Only the number is wanted: how many lines in the data contain "sustainable"?

# start of Working data

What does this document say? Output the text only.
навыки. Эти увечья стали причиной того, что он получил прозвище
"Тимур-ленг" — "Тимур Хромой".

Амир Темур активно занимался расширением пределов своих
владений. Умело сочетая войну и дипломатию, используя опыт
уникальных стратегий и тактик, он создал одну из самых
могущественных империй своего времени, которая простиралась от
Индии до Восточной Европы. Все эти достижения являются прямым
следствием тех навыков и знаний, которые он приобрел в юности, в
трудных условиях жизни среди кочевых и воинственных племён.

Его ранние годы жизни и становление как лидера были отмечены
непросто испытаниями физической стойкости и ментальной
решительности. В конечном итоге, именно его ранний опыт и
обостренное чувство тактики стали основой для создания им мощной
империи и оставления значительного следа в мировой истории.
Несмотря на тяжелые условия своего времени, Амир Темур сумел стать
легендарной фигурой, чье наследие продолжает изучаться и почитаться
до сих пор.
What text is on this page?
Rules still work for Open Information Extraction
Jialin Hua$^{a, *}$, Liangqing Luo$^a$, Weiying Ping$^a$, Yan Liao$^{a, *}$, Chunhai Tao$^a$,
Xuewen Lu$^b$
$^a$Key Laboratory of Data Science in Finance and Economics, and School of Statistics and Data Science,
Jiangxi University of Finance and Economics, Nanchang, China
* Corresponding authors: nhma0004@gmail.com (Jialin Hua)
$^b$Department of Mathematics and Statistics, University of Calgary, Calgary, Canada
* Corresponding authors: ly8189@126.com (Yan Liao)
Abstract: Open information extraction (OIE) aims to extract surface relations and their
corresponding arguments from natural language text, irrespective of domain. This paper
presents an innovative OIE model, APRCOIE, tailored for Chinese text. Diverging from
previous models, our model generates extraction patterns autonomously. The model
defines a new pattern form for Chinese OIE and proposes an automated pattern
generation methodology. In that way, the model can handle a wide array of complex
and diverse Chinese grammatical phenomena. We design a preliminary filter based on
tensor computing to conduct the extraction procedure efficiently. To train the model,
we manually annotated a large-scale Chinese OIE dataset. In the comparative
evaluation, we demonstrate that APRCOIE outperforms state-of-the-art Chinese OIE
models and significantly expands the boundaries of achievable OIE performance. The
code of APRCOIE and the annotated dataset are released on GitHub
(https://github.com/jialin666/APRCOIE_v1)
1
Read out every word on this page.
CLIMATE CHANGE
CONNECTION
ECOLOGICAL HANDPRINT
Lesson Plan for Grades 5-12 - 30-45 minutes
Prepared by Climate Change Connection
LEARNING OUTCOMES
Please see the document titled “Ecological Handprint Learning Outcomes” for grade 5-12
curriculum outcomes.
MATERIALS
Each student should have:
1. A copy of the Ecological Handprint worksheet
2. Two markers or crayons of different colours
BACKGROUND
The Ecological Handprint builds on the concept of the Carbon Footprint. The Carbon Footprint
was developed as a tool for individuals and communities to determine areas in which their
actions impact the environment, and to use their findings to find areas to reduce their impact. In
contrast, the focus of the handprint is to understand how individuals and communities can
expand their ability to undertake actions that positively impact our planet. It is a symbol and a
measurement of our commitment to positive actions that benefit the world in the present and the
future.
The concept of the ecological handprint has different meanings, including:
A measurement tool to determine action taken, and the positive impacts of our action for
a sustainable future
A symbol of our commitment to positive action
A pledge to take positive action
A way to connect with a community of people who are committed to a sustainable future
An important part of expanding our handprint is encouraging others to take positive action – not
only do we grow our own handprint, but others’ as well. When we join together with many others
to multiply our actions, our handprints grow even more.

# end of Working data

Solution
2